* BEGIN *
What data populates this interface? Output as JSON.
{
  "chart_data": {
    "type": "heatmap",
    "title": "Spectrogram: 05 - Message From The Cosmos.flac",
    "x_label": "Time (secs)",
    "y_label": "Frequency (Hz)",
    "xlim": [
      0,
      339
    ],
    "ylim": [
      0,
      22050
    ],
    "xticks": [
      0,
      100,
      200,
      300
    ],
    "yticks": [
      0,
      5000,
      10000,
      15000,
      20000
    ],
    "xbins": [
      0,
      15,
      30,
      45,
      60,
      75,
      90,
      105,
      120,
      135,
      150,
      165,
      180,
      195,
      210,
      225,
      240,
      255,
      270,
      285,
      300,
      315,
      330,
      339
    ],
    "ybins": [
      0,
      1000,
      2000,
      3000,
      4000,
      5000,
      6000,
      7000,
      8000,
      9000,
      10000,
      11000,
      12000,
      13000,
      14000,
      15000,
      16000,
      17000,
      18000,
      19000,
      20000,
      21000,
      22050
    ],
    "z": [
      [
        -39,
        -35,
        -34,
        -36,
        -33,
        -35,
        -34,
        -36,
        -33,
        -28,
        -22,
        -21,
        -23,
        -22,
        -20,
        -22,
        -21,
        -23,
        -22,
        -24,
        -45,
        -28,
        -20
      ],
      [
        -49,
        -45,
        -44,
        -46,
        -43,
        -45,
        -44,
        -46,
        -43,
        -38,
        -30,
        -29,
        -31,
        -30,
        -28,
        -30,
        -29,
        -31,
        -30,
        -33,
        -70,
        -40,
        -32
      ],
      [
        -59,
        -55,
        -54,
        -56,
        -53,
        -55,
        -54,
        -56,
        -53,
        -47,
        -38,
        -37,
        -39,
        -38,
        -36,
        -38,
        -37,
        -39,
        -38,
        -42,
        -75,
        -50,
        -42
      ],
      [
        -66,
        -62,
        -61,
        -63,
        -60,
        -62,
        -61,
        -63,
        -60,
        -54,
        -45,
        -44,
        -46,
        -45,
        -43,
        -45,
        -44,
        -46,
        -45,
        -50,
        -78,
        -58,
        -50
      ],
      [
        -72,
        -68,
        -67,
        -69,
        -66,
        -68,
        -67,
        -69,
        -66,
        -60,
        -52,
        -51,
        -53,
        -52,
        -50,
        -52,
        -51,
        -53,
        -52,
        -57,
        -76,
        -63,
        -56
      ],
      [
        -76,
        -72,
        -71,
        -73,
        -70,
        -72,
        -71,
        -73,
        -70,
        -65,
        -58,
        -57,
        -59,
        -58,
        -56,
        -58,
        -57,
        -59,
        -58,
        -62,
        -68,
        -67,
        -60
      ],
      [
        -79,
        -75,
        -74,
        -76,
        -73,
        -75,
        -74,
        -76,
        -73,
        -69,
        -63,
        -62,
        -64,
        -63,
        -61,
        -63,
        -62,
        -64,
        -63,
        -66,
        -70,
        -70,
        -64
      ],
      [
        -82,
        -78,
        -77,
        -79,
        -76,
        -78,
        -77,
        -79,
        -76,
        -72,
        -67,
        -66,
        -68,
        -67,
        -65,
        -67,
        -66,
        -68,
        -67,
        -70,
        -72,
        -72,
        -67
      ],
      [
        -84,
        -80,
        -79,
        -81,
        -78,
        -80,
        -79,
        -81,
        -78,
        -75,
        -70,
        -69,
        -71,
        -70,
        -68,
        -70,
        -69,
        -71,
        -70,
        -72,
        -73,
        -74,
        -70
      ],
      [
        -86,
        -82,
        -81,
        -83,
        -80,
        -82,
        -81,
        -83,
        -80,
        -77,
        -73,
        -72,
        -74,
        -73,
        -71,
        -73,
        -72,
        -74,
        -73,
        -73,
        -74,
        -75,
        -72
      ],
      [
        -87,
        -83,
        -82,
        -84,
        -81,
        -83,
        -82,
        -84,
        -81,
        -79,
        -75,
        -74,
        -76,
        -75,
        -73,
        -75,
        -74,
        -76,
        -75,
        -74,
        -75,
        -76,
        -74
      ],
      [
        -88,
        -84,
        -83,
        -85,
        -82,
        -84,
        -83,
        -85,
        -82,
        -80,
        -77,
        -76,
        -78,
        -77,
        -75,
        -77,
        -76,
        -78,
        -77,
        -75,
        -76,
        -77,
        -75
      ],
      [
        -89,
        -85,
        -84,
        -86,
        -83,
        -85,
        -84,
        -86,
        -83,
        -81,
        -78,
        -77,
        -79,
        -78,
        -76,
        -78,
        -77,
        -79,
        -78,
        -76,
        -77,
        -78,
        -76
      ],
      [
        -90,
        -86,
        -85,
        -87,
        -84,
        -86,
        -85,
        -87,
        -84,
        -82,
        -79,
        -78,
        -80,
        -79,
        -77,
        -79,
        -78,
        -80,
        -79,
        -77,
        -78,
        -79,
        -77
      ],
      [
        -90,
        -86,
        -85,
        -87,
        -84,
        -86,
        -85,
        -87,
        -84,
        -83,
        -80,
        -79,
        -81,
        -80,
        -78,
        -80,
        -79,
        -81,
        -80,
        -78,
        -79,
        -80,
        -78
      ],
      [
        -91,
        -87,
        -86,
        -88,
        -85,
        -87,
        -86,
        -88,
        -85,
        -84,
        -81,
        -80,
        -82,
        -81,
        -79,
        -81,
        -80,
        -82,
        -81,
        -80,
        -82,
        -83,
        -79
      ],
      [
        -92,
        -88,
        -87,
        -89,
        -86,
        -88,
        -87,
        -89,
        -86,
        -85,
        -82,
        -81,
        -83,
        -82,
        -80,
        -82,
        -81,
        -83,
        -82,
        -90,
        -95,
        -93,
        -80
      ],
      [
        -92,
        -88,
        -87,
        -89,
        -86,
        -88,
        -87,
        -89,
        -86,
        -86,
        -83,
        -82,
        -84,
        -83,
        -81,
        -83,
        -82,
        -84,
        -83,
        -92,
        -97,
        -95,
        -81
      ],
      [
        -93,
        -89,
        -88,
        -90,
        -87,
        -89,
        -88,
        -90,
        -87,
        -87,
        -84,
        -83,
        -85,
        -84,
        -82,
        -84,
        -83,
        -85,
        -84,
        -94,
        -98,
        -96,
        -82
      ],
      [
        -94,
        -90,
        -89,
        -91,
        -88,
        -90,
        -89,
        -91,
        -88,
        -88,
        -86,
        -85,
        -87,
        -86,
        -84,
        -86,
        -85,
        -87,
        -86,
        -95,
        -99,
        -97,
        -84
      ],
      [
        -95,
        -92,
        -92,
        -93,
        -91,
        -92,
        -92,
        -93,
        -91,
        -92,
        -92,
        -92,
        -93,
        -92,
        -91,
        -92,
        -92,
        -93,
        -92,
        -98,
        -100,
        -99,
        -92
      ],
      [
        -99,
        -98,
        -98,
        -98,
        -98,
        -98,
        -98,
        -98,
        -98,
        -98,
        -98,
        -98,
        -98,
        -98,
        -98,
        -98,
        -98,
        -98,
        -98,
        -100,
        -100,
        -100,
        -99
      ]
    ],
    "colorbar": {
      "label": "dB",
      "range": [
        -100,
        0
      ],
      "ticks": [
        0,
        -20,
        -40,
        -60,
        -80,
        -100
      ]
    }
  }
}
* END *
> _Required work_
Your task is to transcribe the listing above in full, exactly as given.

> _Complete answer_
What data populates this interface? Output as JSON.
{
  "chart_data": {
    "type": "heatmap",
    "title": "Spectrogram: 05 - Message From The Cosmos.flac",
    "x_label": "Time (secs)",
    "y_label": "Frequency (Hz)",
    "xlim": [
      0,
      339
    ],
    "ylim": [
      0,
      22050
    ],
    "xticks": [
      0,
      100,
      200,
      300
    ],
    "yticks": [
      0,
      5000,
      10000,
      15000,
      20000
    ],
    "xbins": [
      0,
      15,
      30,
      45,
      60,
      75,
      90,
      105,
      120,
      135,
      150,
      165,
      180,
      195,
      210,
      225,
      240,
      255,
      270,
      285,
      300,
      315,
      330,
      339
    ],
    "ybins": [
      0,
      1000,
      2000,
      3000,
      4000,
      5000,
      6000,
      7000,
      8000,
      9000,
      10000,
      11000,
      12000,
      13000,
      14000,
      15000,
      16000,
      17000,
      18000,
      19000,
      20000,
      21000,
      22050
    ],
    "z": [
      [
        -39,
        -35,
        -34,
        -36,
        -33,
        -35,
        -34,
        -36,
        -33,
        -28,
        -22,
        -21,
        -23,
        -22,
        -20,
        -22,
        -21,
        -23,
        -22,
        -24,
        -45,
        -28,
        -20
      ],
      [
        -49,
        -45,
        -44,
        -46,
        -43,
        -45,
        -44,
        -46,
        -43,
        -38,
        -30,
        -29,
        -31,
        -30,
        -28,
        -30,
        -29,
        -31,
        -30,
        -33,
        -70,
        -40,
        -32
      ],
      [
        -59,
        -55,
        -54,
        -56,
        -53,
        -55,
        -54,
        -56,
        -53,
        -47,
        -38,
        -37,
        -39,
        -38,
        -36,
        -38,
        -37,
        -39,
        -38,
        -42,
        -75,
        -50,
        -42
      ],
      [
        -66,
        -62,
        -61,
        -63,
        -60,
        -62,
        -61,
        -63,
        -60,
        -54,
        -45,
        -44,
        -46,
        -45,
        -43,
        -45,
        -44,
        -46,
        -45,
        -50,
        -78,
        -58,
        -50
      ],
      [
        -72,
        -68,
        -67,
        -69,
        -66,
        -68,
        -67,
        -69,
        -66,
        -60,
        -52,
        -51,
        -53,
        -52,
        -50,
        -52,
        -51,
        -53,
        -52,
        -57,
        -76,
        -63,
        -56
      ],
      [
        -76,
        -72,
        -71,
        -73,
        -70,
        -72,
        -71,
        -73,
        -70,
        -65,
        -58,
        -57,
        -59,
        -58,
        -56,
        -58,
        -57,
        -59,
        -58,
        -62,
        -68,
        -67,
        -60
      ],
      [
        -79,
        -75,
        -74,
        -76,
        -73,
        -75,
        -74,
        -76,
        -73,
        -69,
        -63,
        -62,
        -64,
        -63,
        -61,
        -63,
        -62,
        -64,
        -63,
        -66,
        -70,
        -70,
        -64
      ],
      [
        -82,
        -78,
        -77,
        -79,
        -76,
        -78,
        -77,
        -79,
        -76,
        -72,
        -67,
        -66,
        -68,
        -67,
        -65,
        -67,
        -66,
        -68,
        -67,
        -70,
        -72,
        -72,
        -67
      ],
      [
        -84,
        -80,
        -79,
        -81,
        -78,
        -80,
        -79,
        -81,
        -78,
        -75,
        -70,
        -69,
        -71,
        -70,
        -68,
        -70,
        -69,
        -71,
        -70,
        -72,
        -73,
        -74,
        -70
      ],
      [
        -86,
        -82,
        -81,
        -83,
        -80,
        -82,
        -81,
        -83,
        -80,
        -77,
        -73,
        -72,
        -74,
        -73,
        -71,
        -73,
        -72,
        -74,
        -73,
        -73,
        -74,
        -75,
        -72
      ],
      [
        -87,
        -83,
        -82,
        -84,
        -81,
        -83,
        -82,
        -84,
        -81,
        -79,
        -75,
        -74,
        -76,
        -75,
        -73,
        -75,
        -74,
        -76,
        -75,
        -74,
        -75,
        -76,
        -74
      ],
      [
        -88,
        -84,
        -83,
        -85,
        -82,
        -84,
        -83,
        -85,
        -82,
        -80,
        -77,
        -76,
        -78,
        -77,
        -75,
        -77,
        -76,
        -78,
        -77,
        -75,
        -76,
        -77,
        -75
      ],
      [
        -89,
        -85,
        -84,
        -86,
        -83,
        -85,
        -84,
        -86,
        -83,
        -81,
        -78,
        -77,
        -79,
        -78,
        -76,
        -78,
        -77,
        -79,
        -78,
        -76,
        -77,
        -78,
        -76
      ],
      [
        -90,
        -86,
        -85,
        -87,
        -84,
        -86,
        -85,
        -87,
        -84,
        -82,
        -79,
        -78,
        -80,
        -79,
        -77,
        -79,
        -78,
        -80,
        -79,
        -77,
        -78,
        -79,
        -77
      ],
      [
        -90,
        -86,
        -85,
        -87,
        -84,
        -86,
        -85,
        -87,
        -84,
        -83,
        -80,
        -79,
        -81,
        -80,
        -78,
        -80,
        -79,
        -81,
        -80,
        -78,
        -79,
        -80,
        -78
      ],
      [
        -91,
        -87,
        -86,
        -88,
        -85,
        -87,
        -86,
        -88,
        -85,
        -84,
        -81,
        -80,
        -82,
        -81,
        -79,
        -81,
        -80,
        -82,
        -81,
        -80,
        -82,
        -83,
        -79
      ],
      [
        -92,
        -88,
        -87,
        -89,
        -86,
        -88,
        -87,
        -89,
        -86,
        -85,
        -82,
        -81,
        -83,
        -82,
        -80,
        -82,
        -81,
        -83,
        -82,
        -90,
        -95,
        -93,
        -80
      ],
      [
        -92,
        -88,
        -87,
        -89,
        -86,
        -88,
        -87,
        -89,
        -86,
        -86,
        -83,
        -82,
        -84,
        -83,
        -81,
        -83,
        -82,
        -84,
        -83,
        -92,
        -97,
        -95,
        -81
      ],
      [
        -93,
        -89,
        -88,
        -90,
        -87,
        -89,
        -88,
        -90,
        -87,
        -87,
        -84,
        -83,
        -85,
        -84,
        -82,
        -84,
        -83,
        -85,
        -84,
        -94,
        -98,
        -96,
        -82
      ],
      [
        -94,
        -90,
        -89,
        -91,
        -88,
        -90,
        -89,
        -91,
        -88,
        -88,
        -86,
        -85,
        -87,
        -86,
        -84,
        -86,
        -85,
        -87,
        -86,
        -95,
        -99,
        -97,
        -84
      ],
      [
        -95,
        -92,
        -92,
        -93,
        -91,
        -92,
        -92,
        -93,
        -91,
        -92,
        -92,
        -92,
        -93,
        -92,
        -91,
        -92,
        -92,
        -93,
        -92,
        -98,
        -100,
        -99,
        -92
      ],
      [
        -99,
        -98,
        -98,
        -98,
        -98,
        -98,
        -98,
        -98,
        -98,
        -98,
        -98,
        -98,
        -98,
        -98,
        -98,
        -98,
        -98,
        -98,
        -98,
        -100,
        -100,
        -100,
        -99
      ]
    ],
    "colorbar": {
      "label": "dB",
      "range": [
        -100,
        0
      ],
      "ticks": [
        0,
        -20,
        -40,
        -60,
        -80,
        -100
      ]
    }
  }
}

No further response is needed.